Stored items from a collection
#####

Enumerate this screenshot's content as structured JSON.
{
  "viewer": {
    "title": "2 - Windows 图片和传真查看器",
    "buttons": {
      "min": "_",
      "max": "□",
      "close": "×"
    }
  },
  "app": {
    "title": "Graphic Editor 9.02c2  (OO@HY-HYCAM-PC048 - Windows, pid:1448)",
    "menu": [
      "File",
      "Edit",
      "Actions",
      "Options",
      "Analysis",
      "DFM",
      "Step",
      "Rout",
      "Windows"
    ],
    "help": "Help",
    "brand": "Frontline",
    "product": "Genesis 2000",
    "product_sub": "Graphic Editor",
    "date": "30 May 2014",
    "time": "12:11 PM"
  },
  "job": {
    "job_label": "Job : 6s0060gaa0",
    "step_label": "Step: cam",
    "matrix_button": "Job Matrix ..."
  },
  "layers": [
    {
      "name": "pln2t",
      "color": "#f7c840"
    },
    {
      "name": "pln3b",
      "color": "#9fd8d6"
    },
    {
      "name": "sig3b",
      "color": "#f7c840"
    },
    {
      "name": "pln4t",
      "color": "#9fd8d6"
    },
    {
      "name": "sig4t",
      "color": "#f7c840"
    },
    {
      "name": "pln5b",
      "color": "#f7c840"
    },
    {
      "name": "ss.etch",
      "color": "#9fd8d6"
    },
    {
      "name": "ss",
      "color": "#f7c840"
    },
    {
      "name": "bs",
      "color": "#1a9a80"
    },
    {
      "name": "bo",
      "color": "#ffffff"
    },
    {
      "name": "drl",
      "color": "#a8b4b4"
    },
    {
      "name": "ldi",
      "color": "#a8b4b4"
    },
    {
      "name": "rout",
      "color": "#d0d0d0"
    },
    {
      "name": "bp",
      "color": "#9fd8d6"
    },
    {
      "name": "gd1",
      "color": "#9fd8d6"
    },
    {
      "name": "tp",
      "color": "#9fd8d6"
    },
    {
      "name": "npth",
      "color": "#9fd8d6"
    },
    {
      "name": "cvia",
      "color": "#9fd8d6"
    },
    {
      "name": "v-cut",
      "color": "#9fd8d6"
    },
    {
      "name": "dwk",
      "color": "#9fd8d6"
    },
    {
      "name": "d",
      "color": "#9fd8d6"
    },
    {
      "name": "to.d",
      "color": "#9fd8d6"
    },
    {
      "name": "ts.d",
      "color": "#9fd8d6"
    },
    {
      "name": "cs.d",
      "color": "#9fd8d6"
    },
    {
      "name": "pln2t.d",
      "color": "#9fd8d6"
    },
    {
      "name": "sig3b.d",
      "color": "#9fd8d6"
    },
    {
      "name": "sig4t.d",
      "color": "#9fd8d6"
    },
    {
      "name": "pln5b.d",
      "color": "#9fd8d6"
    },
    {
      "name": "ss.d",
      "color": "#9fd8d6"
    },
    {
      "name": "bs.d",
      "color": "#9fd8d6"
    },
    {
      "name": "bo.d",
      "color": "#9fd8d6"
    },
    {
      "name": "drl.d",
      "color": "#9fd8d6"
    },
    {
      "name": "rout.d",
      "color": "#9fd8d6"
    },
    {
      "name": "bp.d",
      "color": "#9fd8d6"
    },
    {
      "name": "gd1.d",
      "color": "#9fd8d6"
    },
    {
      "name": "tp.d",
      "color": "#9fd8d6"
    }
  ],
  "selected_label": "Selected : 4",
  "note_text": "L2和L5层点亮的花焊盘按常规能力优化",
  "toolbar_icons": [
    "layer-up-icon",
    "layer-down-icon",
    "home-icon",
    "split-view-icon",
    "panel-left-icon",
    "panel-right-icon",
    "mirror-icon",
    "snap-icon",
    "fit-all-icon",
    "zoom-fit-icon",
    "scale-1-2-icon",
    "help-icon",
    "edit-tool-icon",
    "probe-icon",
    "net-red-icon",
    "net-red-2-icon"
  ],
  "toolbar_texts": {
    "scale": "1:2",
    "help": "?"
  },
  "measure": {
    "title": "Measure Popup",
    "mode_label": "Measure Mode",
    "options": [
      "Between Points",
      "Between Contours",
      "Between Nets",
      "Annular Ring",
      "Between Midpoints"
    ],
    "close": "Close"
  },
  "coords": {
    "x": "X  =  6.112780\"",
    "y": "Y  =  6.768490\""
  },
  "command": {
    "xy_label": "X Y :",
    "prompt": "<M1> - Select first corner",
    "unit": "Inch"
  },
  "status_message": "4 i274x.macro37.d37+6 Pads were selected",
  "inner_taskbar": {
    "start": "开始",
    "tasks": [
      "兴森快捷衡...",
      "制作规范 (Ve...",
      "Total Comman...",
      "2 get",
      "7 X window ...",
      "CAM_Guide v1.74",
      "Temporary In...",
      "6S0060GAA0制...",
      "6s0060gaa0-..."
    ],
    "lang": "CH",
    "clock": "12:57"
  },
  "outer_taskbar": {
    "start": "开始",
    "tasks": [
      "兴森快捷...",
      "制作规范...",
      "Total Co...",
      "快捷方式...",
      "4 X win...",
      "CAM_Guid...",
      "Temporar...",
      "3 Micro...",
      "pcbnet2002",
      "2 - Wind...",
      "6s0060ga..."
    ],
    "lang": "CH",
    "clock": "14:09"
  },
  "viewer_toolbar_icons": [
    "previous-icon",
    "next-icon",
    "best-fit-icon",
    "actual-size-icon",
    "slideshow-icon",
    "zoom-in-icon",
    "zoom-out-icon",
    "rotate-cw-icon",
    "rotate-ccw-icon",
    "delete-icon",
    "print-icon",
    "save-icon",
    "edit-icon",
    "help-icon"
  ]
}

#####

EXERCISE DESCRIPTION —
The lines above need to be restated word for word, all of them.

EXERCISE RESULT —
Enumerate this screenshot's content as structured JSON.
{
  "viewer": {
    "title": "2 - Windows 图片和传真查看器",
    "buttons": {
      "min": "_",
      "max": "□",
      "close": "×"
    }
  },
  "app": {
    "title": "Graphic Editor 9.02c2  (OO@HY-HYCAM-PC048 - Windows, pid:1448)",
    "menu": [
      "File",
      "Edit",
      "Actions",
      "Options",
      "Analysis",
      "DFM",
      "Step",
      "Rout",
      "Windows"
    ],
    "help": "Help",
    "brand": "Frontline",
    "product": "Genesis 2000",
    "product_sub": "Graphic Editor",
    "date": "30 May 2014",
    "time": "12:11 PM"
  },
  "job": {
    "job_label": "Job : 6s0060gaa0",
    "step_label": "Step: cam",
    "matrix_button": "Job Matrix ..."
  },
  "layers": [
    {
      "name": "pln2t",
      "color": "#f7c840"
    },
    {
      "name": "pln3b",
      "color": "#9fd8d6"
    },
    {
      "name": "sig3b",
      "color": "#f7c840"
    },
    {
      "name": "pln4t",
      "color": "#9fd8d6"
    },
    {
      "name": "sig4t",
      "color": "#f7c840"
    },
    {
      "name": "pln5b",
      "color": "#f7c840"
    },
    {
      "name": "ss.etch",
      "color": "#9fd8d6"
    },
    {
      "name": "ss",
      "color": "#f7c840"
    },
    {
      "name": "bs",
      "color": "#1a9a80"
    },
    {
      "name": "bo",
      "color": "#ffffff"
    },
    {
      "name": "drl",
      "color": "#a8b4b4"
    },
    {
      "name": "ldi",
      "color": "#a8b4b4"
    },
    {
      "name": "rout",
      "color": "#d0d0d0"
    },
    {
      "name": "bp",
      "color": "#9fd8d6"
    },
    {
      "name": "gd1",
      "color": "#9fd8d6"
    },
    {
      "name": "tp",
      "color": "#9fd8d6"
    },
    {
      "name": "npth",
      "color": "#9fd8d6"
    },
    {
      "name": "cvia",
      "color": "#9fd8d6"
    },
    {
      "name": "v-cut",
      "color": "#9fd8d6"
    },
    {
      "name": "dwk",
      "color": "#9fd8d6"
    },
    {
      "name": "d",
      "color": "#9fd8d6"
    },
    {
      "name": "to.d",
      "color": "#9fd8d6"
    },
    {
      "name": "ts.d",
      "color": "#9fd8d6"
    },
    {
      "name": "cs.d",
      "color": "#9fd8d6"
    },
    {
      "name": "pln2t.d",
      "color": "#9fd8d6"
    },
    {
      "name": "sig3b.d",
      "color": "#9fd8d6"
    },
    {
      "name": "sig4t.d",
      "color": "#9fd8d6"
    },
    {
      "name": "pln5b.d",
      "color": "#9fd8d6"
    },
    {
      "name": "ss.d",
      "color": "#9fd8d6"
    },
    {
      "name": "bs.d",
      "color": "#9fd8d6"
    },
    {
      "name": "bo.d",
      "color": "#9fd8d6"
    },
    {
      "name": "drl.d",
      "color": "#9fd8d6"
    },
    {
      "name": "rout.d",
      "color": "#9fd8d6"
    },
    {
      "name": "bp.d",
      "color": "#9fd8d6"
    },
    {
      "name": "gd1.d",
      "color": "#9fd8d6"
    },
    {
      "name": "tp.d",
      "color": "#9fd8d6"
    }
  ],
  "selected_label": "Selected : 4",
  "note_text": "L2和L5层点亮的花焊盘按常规能力优化",
  "toolbar_icons": [
    "layer-up-icon",
    "layer-down-icon",
    "home-icon",
    "split-view-icon",
    "panel-left-icon",
    "panel-right-icon",
    "mirror-icon",
    "snap-icon",
    "fit-all-icon",
    "zoom-fit-icon",
    "scale-1-2-icon",
    "help-icon",
    "edit-tool-icon",
    "probe-icon",
    "net-red-icon",
    "net-red-2-icon"
  ],
  "toolbar_texts": {
    "scale": "1:2",
    "help": "?"
  },
  "measure": {
    "title": "Measure Popup",
    "mode_label": "Measure Mode",
    "options": [
      "Between Points",
      "Between Contours",
      "Between Nets",
      "Annular Ring",
      "Between Midpoints"
    ],
    "close": "Close"
  },
  "coords": {
    "x": "X  =  6.112780\"",
    "y": "Y  =  6.768490\""
  },
  "command": {
    "xy_label": "X Y :",
    "prompt": "<M1> - Select first corner",
    "unit": "Inch"
  },
  "status_message": "4 i274x.macro37.d37+6 Pads were selected",
  "inner_taskbar": {
    "start": "开始",
    "tasks": [
      "兴森快捷衡...",
      "制作规范 (Ve...",
      "Total Comman...",
      "2 get",
      "7 X window ...",
      "CAM_Guide v1.74",
      "Temporary In...",
      "6S0060GAA0制...",
      "6s0060gaa0-..."
    ],
    "lang": "CH",
    "clock": "12:57"
  },
  "outer_taskbar": {
    "start": "开始",
    "tasks": [
      "兴森快捷...",
      "制作规范...",
      "Total Co...",
      "快捷方式...",
      "4 X win...",
      "CAM_Guid...",
      "Temporar...",
      "3 Micro...",
      "pcbnet2002",
      "2 - Wind...",
      "6s0060ga..."
    ],
    "lang": "CH",
    "clock": "14:09"
  },
  "viewer_toolbar_icons": [
    "previous-icon",
    "next-icon",
    "best-fit-icon",
    "actual-size-icon",
    "slideshow-icon",
    "zoom-in-icon",
    "zoom-out-icon",
    "rotate-cw-icon",
    "rotate-ccw-icon",
    "delete-icon",
    "print-icon",
    "save-icon",
    "edit-icon",
    "help-icon"
  ]
}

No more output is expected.